Return each line that holds the word "Vehicles".

### Records provided

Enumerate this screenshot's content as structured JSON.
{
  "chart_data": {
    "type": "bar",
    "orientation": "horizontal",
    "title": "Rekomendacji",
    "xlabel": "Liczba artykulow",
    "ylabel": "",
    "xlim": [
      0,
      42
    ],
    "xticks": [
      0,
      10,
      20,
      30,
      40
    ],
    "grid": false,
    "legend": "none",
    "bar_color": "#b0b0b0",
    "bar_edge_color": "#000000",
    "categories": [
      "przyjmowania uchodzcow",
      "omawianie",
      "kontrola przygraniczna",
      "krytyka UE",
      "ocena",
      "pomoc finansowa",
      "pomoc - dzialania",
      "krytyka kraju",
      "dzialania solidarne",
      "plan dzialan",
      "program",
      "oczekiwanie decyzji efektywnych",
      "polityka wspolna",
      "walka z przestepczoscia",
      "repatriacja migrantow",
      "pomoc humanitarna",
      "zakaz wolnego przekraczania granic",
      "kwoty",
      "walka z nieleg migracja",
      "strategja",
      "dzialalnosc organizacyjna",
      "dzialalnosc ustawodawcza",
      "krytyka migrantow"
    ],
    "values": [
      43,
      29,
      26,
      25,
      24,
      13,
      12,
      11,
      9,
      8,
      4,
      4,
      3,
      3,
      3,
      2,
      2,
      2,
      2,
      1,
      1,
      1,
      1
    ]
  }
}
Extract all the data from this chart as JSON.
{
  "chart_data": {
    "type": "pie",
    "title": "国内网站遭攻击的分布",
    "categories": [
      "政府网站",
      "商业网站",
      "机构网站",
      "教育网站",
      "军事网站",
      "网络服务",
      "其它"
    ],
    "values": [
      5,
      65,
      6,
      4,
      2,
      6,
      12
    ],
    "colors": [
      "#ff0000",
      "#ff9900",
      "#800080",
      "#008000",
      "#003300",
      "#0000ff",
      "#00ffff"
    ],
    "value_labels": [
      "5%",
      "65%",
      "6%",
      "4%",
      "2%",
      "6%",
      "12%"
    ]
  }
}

######
### Records provided

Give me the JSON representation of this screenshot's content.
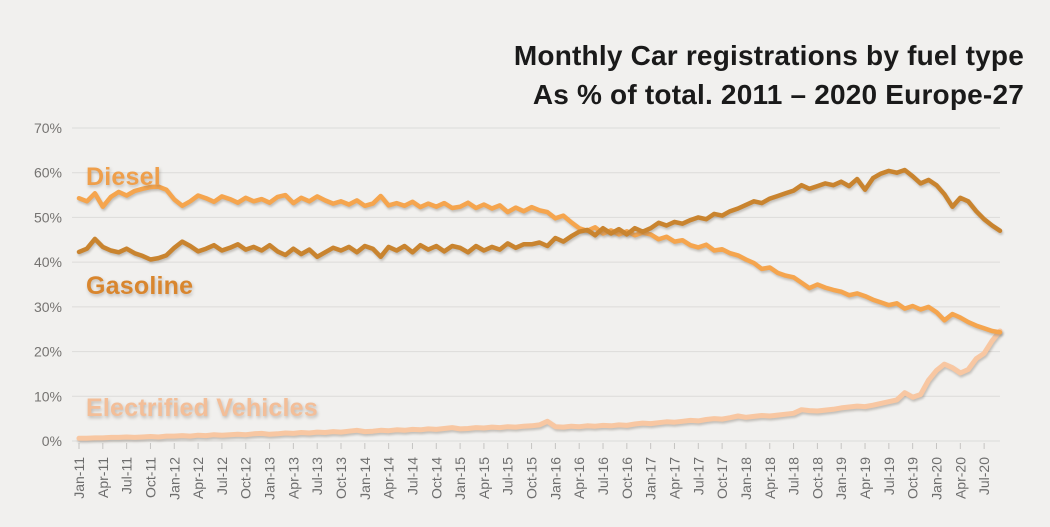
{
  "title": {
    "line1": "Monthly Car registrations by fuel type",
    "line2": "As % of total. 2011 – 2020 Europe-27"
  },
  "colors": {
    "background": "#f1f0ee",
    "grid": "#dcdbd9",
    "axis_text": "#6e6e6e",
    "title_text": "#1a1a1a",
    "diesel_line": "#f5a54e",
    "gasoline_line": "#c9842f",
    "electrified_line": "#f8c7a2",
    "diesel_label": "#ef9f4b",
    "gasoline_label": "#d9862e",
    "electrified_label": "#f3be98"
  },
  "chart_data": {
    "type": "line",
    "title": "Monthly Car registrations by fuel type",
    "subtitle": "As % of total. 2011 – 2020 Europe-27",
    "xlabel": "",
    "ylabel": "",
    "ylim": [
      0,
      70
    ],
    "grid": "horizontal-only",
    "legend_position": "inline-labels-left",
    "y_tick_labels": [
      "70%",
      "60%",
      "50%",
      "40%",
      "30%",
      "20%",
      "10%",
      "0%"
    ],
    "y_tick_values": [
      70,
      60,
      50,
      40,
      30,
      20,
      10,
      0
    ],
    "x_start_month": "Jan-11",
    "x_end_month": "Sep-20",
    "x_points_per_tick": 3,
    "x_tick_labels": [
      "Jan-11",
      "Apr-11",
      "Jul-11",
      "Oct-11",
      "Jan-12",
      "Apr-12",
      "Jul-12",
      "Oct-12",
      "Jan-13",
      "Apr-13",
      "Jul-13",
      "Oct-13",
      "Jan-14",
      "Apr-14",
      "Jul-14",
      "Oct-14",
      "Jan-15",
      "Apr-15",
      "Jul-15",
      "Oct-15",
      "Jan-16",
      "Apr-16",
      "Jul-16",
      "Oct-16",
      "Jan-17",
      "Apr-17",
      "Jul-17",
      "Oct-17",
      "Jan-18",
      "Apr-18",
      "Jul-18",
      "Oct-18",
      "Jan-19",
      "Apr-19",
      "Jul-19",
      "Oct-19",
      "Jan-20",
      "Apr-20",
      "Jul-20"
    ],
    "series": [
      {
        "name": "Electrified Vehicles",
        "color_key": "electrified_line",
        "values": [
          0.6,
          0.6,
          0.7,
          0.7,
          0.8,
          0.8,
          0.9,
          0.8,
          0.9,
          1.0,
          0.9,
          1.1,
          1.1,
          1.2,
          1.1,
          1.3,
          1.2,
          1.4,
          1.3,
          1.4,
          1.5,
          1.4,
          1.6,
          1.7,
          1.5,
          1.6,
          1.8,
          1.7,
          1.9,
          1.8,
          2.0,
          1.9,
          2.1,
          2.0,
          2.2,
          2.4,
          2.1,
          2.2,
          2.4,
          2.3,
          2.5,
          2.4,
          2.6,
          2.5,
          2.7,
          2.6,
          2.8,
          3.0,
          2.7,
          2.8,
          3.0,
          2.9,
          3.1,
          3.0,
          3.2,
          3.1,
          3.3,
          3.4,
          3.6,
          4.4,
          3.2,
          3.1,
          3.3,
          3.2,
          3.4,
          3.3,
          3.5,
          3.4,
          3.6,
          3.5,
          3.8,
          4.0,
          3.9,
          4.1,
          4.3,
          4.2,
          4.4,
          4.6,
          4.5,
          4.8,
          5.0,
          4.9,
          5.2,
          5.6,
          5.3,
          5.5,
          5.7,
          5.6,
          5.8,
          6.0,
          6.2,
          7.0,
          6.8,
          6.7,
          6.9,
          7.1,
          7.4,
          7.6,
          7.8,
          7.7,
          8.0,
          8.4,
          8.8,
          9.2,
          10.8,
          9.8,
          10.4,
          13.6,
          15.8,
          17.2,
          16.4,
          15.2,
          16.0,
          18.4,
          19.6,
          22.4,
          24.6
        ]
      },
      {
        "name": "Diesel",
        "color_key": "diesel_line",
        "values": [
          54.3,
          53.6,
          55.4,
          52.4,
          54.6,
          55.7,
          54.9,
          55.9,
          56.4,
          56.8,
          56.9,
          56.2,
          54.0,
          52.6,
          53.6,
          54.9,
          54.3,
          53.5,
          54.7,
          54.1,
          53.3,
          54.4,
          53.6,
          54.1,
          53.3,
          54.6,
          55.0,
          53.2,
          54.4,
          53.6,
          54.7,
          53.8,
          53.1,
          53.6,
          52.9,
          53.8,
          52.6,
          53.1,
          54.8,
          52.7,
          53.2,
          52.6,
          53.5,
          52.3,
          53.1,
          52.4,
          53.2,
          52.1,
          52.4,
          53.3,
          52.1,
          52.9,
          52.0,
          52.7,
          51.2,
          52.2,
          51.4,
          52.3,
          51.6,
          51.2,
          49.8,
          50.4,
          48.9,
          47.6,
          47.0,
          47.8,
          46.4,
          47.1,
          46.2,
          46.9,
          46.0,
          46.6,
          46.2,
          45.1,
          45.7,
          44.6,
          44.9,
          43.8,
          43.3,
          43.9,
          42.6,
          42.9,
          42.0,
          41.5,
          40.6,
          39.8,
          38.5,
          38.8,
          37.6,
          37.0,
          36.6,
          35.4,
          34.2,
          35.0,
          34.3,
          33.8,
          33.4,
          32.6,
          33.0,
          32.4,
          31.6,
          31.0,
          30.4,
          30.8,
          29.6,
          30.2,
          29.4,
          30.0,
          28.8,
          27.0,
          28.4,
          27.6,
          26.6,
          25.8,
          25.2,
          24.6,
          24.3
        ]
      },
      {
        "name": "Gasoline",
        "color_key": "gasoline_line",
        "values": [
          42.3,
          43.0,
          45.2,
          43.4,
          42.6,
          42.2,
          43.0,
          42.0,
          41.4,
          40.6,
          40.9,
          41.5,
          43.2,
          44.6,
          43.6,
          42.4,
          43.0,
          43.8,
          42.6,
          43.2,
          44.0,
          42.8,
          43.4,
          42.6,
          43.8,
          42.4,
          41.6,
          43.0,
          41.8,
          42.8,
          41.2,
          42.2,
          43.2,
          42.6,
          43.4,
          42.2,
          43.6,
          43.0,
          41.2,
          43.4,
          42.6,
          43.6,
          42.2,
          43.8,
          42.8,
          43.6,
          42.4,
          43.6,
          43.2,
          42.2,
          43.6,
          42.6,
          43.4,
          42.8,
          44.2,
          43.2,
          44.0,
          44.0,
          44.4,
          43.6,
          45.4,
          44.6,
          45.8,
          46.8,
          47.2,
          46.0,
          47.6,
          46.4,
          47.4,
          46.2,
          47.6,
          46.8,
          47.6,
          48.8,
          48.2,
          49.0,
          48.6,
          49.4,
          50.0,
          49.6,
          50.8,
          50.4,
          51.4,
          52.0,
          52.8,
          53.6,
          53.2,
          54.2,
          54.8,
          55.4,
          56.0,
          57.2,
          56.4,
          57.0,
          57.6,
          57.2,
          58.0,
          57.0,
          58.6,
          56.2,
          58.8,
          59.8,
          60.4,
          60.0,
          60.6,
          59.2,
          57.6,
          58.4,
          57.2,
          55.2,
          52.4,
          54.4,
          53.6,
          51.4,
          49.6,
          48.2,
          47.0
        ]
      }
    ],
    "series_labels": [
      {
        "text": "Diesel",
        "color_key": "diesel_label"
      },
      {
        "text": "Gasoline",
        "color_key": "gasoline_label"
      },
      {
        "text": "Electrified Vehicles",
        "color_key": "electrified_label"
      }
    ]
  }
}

######
### Records provided

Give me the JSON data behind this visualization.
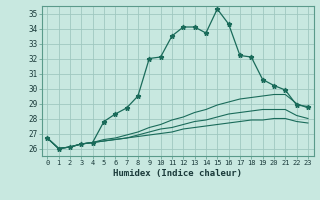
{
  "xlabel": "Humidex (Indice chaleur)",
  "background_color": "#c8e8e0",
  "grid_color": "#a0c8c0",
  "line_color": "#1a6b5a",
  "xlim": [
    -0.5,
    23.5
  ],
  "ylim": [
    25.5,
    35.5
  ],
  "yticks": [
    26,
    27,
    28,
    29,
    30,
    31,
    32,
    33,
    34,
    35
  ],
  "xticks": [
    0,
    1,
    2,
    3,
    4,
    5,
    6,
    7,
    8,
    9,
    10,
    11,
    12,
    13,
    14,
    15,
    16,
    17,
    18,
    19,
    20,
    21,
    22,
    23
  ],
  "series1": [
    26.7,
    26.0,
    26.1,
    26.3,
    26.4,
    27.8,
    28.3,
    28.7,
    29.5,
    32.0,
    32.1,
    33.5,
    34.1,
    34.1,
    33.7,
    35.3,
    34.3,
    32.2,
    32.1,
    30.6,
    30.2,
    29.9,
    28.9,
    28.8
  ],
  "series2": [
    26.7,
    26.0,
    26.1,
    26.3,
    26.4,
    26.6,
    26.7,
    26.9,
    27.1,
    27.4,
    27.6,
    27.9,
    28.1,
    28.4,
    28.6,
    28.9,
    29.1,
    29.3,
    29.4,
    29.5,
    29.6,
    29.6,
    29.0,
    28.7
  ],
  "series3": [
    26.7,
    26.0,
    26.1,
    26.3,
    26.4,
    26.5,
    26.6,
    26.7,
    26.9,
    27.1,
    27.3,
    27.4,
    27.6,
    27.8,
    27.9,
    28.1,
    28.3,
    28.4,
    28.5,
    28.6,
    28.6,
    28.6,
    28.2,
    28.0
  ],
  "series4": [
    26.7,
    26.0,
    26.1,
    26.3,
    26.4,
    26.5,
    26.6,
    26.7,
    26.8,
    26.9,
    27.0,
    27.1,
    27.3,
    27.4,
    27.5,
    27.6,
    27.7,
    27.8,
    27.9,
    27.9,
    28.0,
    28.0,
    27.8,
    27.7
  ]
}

######

• _Written answer_
        "name": "Electrified Vehicles",
        "text": "Electrified Vehicles",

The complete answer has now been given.